## GIVEN INSTRUCTION
Below is a set of records. Repeat all of them exactly.

## GIVEN DATA
==================================================

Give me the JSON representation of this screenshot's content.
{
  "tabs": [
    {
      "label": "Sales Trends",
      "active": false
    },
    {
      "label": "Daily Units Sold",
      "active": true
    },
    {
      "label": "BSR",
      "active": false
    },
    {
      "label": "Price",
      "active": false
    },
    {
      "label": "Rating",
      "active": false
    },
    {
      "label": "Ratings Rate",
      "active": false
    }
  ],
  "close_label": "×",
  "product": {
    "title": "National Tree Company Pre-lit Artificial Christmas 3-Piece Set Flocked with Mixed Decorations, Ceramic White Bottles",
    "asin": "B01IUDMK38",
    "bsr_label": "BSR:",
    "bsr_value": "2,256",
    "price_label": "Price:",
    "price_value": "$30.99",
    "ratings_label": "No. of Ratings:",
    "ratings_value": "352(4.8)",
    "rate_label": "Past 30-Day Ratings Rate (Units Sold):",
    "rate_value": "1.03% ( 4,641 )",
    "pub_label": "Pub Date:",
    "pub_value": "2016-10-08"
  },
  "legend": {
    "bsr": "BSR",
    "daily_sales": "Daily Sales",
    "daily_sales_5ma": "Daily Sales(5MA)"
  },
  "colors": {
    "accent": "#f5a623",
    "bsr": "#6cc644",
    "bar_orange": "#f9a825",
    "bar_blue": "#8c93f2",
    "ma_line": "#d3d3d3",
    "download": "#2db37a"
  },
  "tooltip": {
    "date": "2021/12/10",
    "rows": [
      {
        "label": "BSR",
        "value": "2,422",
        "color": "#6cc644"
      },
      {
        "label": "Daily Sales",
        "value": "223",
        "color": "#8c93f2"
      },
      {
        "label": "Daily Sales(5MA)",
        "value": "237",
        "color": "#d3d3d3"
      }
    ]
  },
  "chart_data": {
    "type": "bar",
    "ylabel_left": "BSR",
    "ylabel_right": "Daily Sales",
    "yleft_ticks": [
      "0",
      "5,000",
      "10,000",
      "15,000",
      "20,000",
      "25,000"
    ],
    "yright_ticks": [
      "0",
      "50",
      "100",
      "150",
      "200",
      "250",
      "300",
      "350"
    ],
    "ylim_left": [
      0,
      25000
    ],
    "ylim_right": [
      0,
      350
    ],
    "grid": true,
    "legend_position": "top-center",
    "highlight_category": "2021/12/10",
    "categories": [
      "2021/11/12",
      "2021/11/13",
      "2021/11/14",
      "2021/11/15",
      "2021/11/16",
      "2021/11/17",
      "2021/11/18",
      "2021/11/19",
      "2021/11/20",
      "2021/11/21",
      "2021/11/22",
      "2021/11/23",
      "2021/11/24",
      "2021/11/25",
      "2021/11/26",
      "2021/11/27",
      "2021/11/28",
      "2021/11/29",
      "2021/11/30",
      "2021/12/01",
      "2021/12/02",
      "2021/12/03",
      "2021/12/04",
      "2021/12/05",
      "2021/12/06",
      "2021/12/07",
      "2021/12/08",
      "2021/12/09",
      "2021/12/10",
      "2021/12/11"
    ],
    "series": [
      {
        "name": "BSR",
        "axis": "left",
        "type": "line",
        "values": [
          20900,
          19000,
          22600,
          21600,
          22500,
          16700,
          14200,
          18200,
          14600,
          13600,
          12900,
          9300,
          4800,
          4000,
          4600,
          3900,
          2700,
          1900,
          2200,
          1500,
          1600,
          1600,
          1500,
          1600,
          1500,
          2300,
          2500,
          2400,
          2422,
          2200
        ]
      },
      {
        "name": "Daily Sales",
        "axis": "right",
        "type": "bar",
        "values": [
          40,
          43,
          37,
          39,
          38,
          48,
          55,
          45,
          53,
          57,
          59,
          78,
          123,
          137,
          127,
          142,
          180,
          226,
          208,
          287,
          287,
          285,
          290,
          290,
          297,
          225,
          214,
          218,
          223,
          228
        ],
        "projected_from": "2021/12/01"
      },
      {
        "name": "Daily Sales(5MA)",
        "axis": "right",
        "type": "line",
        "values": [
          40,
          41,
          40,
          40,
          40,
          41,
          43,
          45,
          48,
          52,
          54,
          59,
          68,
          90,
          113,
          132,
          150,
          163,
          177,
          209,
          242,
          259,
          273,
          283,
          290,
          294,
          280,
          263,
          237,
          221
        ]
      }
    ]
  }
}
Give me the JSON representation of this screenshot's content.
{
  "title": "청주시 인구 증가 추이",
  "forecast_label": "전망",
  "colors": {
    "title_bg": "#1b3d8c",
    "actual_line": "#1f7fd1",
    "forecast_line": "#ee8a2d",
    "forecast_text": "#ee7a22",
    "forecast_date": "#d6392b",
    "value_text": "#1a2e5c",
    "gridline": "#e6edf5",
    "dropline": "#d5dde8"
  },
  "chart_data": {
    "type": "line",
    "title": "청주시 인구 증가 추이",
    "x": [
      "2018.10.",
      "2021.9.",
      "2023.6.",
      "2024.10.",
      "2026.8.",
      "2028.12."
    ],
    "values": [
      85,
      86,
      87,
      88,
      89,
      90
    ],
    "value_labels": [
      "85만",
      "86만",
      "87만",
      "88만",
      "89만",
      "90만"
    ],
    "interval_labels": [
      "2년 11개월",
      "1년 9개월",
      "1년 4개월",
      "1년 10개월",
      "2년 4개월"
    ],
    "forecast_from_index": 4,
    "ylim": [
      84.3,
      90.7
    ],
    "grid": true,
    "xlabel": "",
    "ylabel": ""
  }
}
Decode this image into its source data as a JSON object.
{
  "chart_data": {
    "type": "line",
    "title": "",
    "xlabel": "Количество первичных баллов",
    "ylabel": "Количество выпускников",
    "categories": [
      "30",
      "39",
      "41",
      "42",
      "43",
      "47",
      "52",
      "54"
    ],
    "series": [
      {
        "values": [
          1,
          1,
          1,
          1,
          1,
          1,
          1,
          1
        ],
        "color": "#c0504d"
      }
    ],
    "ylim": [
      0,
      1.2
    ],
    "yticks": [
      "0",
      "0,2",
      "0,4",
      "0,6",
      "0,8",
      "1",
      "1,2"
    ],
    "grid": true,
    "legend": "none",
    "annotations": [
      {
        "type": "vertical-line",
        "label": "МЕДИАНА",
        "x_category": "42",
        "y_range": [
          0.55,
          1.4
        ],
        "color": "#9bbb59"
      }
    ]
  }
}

==================================================

## OUTPUT OF THE EXERCISE
Give me the JSON representation of this screenshot's content.
{
  "tabs": [
    {
      "label": "Sales Trends",
      "active": false
    },
    {
      "label": "Daily Units Sold",
      "active": true
    },
    {
      "label": "BSR",
      "active": false
    },
    {
      "label": "Price",
      "active": false
    },
    {
      "label": "Rating",
      "active": false
    },
    {
      "label": "Ratings Rate",
      "active": false
    }
  ],
  "close_label": "×",
  "product": {
    "title": "National Tree Company Pre-lit Artificial Christmas 3-Piece Set Flocked with Mixed Decorations, Ceramic White Bottles",
    "asin": "B01IUDMK38",
    "bsr_label": "BSR:",
    "bsr_value": "2,256",
    "price_label": "Price:",
    "price_value": "$30.99",
    "ratings_label": "No. of Ratings:",
    "ratings_value": "352(4.8)",
    "rate_label": "Past 30-Day Ratings Rate (Units Sold):",
    "rate_value": "1.03% ( 4,641 )",
    "pub_label": "Pub Date:",
    "pub_value": "2016-10-08"
  },
  "legend": {
    "bsr": "BSR",
    "daily_sales": "Daily Sales",
    "daily_sales_5ma": "Daily Sales(5MA)"
  },
  "colors": {
    "accent": "#f5a623",
    "bsr": "#6cc644",
    "bar_orange": "#f9a825",
    "bar_blue": "#8c93f2",
    "ma_line": "#d3d3d3",
    "download": "#2db37a"
  },
  "tooltip": {
    "date": "2021/12/10",
    "rows": [
      {
        "label": "BSR",
        "value": "2,422",
        "color": "#6cc644"
      },
      {
        "label": "Daily Sales",
        "value": "223",
        "color": "#8c93f2"
      },
      {
        "label": "Daily Sales(5MA)",
        "value": "237",
        "color": "#d3d3d3"
      }
    ]
  },
  "chart_data": {
    "type": "bar",
    "ylabel_left": "BSR",
    "ylabel_right": "Daily Sales",
    "yleft_ticks": [
      "0",
      "5,000",
      "10,000",
      "15,000",
      "20,000",
      "25,000"
    ],
    "yright_ticks": [
      "0",
      "50",
      "100",
      "150",
      "200",
      "250",
      "300",
      "350"
    ],
    "ylim_left": [
      0,
      25000
    ],
    "ylim_right": [
      0,
      350
    ],
    "grid": true,
    "legend_position": "top-center",
    "highlight_category": "2021/12/10",
    "categories": [
      "2021/11/12",
      "2021/11/13",
      "2021/11/14",
      "2021/11/15",
      "2021/11/16",
      "2021/11/17",
      "2021/11/18",
      "2021/11/19",
      "2021/11/20",
      "2021/11/21",
      "2021/11/22",
      "2021/11/23",
      "2021/11/24",
      "2021/11/25",
      "2021/11/26",
      "2021/11/27",
      "2021/11/28",
      "2021/11/29",
      "2021/11/30",
      "2021/12/01",
      "2021/12/02",
      "2021/12/03",
      "2021/12/04",
      "2021/12/05",
      "2021/12/06",
      "2021/12/07",
      "2021/12/08",
      "2021/12/09",
      "2021/12/10",
      "2021/12/11"
    ],
    "series": [
      {
        "name": "BSR",
        "axis": "left",
        "type": "line",
        "values": [
          20900,
          19000,
          22600,
          21600,
          22500,
          16700,
          14200,
          18200,
          14600,
          13600,
          12900,
          9300,
          4800,
          4000,
          4600,
          3900,
          2700,
          1900,
          2200,
          1500,
          1600,
          1600,
          1500,
          1600,
          1500,
          2300,
          2500,
          2400,
          2422,
          2200
        ]
      },
      {
        "name": "Daily Sales",
        "axis": "right",
        "type": "bar",
        "values": [
          40,
          43,
          37,
          39,
          38,
          48,
          55,
          45,
          53,
          57,
          59,
          78,
          123,
          137,
          127,
          142,
          180,
          226,
          208,
          287,
          287,
          285,
          290,
          290,
          297,
          225,
          214,
          218,
          223,
          228
        ],
        "projected_from": "2021/12/01"
      },
      {
        "name": "Daily Sales(5MA)",
        "axis": "right",
        "type": "line",
        "values": [
          40,
          41,
          40,
          40,
          40,
          41,
          43,
          45,
          48,
          52,
          54,
          59,
          68,
          90,
          113,
          132,
          150,
          163,
          177,
          209,
          242,
          259,
          273,
          283,
          290,
          294,
          280,
          263,
          237,
          221
        ]
      }
    ]
  }
}
Give me the JSON representation of this screenshot's content.
{
  "title": "청주시 인구 증가 추이",
  "forecast_label": "전망",
  "colors": {
    "title_bg": "#1b3d8c",
    "actual_line": "#1f7fd1",
    "forecast_line": "#ee8a2d",
    "forecast_text": "#ee7a22",
    "forecast_date": "#d6392b",
    "value_text": "#1a2e5c",
    "gridline": "#e6edf5",
    "dropline": "#d5dde8"
  },
  "chart_data": {
    "type": "line",
    "title": "청주시 인구 증가 추이",
    "x": [
      "2018.10.",
      "2021.9.",
      "2023.6.",
      "2024.10.",
      "2026.8.",
      "2028.12."
    ],
    "values": [
      85,
      86,
      87,
      88,
      89,
      90
    ],
    "value_labels": [
      "85만",
      "86만",
      "87만",
      "88만",
      "89만",
      "90만"
    ],
    "interval_labels": [
      "2년 11개월",
      "1년 9개월",
      "1년 4개월",
      "1년 10개월",
      "2년 4개월"
    ],
    "forecast_from_index": 4,
    "ylim": [
      84.3,
      90.7
    ],
    "grid": true,
    "xlabel": "",
    "ylabel": ""
  }
}
Decode this image into its source data as a JSON object.
{
  "chart_data": {
    "type": "line",
    "title": "",
    "xlabel": "Количество первичных баллов",
    "ylabel": "Количество выпускников",
    "categories": [
      "30",
      "39",
      "41",
      "42",
      "43",
      "47",
      "52",
      "54"
    ],
    "series": [
      {
        "values": [
          1,
          1,
          1,
          1,
          1,
          1,
          1,
          1
        ],
        "color": "#c0504d"
      }
    ],
    "ylim": [
      0,
      1.2
    ],
    "yticks": [
      "0",
      "0,2",
      "0,4",
      "0,6",
      "0,8",
      "1",
      "1,2"
    ],
    "grid": true,
    "legend": "none",
    "annotations": [
      {
        "type": "vertical-line",
        "label": "МЕДИАНА",
        "x_category": "42",
        "y_range": [
          0.55,
          1.4
        ],
        "color": "#9bbb59"
      }
    ]
  }
}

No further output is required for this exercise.